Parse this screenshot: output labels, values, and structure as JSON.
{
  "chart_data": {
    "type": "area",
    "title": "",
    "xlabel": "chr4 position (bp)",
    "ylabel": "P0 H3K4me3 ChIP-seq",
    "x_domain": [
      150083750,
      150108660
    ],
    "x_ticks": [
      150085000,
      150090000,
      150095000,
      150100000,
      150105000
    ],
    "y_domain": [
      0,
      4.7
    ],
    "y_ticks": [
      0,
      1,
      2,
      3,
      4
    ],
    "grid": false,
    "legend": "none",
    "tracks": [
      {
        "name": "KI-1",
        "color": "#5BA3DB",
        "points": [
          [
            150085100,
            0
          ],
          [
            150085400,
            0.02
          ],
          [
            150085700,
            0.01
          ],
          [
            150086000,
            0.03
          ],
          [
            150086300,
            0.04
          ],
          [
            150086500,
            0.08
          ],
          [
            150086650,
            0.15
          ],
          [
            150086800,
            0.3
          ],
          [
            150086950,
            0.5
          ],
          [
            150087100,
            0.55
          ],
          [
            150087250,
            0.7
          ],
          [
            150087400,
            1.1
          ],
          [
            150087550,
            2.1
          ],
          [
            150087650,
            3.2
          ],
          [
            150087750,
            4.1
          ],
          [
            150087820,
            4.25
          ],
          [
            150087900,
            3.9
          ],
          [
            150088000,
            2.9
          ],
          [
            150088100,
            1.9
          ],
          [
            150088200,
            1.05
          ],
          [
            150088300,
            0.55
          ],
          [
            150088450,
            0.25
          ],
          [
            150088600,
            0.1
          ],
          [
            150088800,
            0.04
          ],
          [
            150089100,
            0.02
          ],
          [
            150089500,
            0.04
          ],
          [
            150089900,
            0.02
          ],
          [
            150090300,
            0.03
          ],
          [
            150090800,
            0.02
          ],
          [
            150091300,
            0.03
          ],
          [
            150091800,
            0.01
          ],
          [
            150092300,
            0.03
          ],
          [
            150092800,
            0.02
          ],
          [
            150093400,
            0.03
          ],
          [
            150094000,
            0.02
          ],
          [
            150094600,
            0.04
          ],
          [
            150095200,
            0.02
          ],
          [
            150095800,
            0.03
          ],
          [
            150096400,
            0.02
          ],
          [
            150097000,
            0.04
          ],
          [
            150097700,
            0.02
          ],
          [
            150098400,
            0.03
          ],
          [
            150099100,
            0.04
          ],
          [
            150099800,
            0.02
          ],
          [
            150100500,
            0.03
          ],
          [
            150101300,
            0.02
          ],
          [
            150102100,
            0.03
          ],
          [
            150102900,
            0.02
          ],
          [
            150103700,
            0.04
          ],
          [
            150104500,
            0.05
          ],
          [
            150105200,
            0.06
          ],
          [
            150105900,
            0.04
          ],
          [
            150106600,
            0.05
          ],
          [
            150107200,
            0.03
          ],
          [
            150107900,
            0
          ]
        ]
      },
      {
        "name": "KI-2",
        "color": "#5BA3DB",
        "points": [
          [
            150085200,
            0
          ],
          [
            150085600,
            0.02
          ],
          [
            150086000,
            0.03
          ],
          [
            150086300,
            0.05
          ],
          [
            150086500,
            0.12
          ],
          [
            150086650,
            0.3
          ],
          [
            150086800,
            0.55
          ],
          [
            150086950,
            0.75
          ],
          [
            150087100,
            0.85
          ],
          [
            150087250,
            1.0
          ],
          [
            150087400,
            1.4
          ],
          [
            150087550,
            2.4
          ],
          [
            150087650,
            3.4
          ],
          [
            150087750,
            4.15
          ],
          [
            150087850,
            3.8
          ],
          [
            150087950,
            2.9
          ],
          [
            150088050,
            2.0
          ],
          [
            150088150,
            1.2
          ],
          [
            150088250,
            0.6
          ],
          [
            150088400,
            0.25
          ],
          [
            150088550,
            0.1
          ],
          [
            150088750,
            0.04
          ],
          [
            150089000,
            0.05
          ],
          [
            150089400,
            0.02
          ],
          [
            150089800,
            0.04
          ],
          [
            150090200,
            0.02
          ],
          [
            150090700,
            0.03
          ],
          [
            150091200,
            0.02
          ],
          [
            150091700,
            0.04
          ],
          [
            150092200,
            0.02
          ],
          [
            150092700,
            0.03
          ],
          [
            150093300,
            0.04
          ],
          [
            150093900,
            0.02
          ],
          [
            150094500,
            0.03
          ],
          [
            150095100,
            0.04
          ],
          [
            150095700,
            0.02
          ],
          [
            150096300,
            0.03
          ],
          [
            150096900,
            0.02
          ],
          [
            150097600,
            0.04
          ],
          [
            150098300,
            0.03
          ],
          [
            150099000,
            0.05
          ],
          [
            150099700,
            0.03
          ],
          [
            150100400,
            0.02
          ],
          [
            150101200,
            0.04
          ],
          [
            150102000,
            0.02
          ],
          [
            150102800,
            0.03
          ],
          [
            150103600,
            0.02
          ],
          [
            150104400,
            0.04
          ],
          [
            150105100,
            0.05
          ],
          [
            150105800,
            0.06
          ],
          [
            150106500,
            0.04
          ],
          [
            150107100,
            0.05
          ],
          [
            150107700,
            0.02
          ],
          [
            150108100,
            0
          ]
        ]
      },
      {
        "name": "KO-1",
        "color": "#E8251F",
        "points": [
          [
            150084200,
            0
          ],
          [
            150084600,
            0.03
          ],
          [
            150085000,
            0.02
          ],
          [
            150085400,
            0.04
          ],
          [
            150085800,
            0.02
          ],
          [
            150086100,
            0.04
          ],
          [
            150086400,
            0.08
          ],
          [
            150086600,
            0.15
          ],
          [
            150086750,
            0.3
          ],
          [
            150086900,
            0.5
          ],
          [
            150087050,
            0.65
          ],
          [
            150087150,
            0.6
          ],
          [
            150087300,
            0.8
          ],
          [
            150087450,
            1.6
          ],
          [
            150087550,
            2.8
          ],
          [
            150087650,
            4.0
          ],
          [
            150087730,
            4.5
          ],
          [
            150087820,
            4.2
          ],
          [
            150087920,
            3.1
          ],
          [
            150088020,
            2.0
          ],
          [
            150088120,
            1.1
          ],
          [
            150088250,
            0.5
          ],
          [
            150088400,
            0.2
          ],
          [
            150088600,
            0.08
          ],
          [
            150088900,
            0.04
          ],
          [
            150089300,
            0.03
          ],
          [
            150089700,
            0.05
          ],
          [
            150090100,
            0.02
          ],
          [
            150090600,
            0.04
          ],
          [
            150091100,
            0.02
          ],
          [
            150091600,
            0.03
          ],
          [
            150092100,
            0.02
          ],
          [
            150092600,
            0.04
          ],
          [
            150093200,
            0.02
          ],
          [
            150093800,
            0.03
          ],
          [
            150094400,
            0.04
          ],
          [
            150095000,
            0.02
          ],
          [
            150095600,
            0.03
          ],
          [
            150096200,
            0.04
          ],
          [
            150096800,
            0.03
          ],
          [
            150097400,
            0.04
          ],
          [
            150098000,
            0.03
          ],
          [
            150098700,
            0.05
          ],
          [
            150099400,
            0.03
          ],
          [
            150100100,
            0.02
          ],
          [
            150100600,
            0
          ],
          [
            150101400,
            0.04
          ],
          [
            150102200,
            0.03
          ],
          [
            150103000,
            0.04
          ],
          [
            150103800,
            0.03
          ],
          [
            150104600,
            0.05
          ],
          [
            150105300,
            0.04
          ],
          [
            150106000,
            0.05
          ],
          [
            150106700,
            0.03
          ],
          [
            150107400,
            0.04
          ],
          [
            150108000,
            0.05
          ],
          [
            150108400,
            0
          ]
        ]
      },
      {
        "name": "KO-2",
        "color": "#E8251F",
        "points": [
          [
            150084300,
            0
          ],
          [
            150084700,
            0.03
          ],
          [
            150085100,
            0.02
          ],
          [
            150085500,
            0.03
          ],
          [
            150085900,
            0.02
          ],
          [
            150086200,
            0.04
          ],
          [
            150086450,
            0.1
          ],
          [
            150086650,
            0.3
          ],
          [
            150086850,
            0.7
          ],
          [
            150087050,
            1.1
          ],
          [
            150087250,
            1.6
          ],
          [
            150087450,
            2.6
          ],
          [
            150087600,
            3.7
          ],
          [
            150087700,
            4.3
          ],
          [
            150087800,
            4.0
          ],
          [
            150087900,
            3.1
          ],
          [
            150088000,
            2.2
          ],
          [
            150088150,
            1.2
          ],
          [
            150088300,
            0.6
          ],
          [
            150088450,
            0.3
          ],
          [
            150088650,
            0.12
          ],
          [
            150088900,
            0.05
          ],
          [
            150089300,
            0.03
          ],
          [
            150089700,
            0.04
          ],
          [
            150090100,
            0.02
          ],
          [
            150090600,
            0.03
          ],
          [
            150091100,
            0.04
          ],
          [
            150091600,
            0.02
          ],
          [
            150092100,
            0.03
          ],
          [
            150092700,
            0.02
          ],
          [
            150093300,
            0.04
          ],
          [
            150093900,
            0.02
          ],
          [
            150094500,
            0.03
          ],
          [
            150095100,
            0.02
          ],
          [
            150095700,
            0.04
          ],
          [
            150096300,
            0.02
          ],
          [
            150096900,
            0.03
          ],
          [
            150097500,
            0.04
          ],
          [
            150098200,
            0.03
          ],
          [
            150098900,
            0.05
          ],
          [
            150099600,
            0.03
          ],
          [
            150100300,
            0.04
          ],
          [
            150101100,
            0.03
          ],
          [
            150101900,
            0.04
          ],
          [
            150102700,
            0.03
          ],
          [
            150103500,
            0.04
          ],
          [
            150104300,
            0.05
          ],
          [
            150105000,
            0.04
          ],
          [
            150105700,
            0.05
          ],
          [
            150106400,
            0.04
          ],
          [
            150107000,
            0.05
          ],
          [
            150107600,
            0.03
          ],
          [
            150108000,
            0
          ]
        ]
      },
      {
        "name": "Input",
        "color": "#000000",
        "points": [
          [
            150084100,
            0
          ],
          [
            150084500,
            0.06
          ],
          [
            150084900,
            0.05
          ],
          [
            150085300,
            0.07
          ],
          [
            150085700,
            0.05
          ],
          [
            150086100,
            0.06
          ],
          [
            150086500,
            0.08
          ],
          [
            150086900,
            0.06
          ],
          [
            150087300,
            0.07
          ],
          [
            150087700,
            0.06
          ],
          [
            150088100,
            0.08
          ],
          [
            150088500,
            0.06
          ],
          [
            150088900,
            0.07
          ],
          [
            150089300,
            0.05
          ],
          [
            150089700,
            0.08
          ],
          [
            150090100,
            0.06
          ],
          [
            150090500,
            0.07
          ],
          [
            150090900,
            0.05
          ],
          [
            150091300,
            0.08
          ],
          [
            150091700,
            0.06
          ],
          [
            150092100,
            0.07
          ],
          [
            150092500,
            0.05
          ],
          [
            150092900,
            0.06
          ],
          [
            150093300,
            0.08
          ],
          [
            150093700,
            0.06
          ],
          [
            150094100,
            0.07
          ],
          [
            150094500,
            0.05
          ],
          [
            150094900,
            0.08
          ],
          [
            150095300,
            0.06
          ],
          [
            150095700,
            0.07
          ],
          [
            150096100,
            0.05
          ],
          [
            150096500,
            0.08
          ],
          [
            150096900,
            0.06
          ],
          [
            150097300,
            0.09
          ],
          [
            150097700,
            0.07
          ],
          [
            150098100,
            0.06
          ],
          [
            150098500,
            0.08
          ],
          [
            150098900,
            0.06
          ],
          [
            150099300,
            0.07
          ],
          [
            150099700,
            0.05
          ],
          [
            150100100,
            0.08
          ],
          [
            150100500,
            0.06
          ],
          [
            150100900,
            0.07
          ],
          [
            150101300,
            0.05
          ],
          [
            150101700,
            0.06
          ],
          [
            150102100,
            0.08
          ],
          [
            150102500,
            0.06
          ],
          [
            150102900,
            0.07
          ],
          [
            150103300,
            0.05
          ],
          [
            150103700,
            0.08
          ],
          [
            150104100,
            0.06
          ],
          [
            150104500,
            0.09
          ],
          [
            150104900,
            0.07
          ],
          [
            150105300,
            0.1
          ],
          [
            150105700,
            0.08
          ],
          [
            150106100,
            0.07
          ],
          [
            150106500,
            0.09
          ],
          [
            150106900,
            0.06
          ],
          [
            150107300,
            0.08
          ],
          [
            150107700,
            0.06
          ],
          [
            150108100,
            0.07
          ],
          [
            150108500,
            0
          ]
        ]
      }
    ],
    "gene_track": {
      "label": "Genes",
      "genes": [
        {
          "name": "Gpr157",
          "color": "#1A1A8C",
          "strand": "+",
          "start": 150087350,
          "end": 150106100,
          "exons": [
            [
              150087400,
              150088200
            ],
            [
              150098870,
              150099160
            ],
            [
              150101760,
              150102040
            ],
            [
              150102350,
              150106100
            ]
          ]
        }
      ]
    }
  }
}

*HOW TO COMPLETE THIS TASK*. Write the number of lines in the data above that contain "name", adding no other words.

*EXERCISE SOLUTION*. 6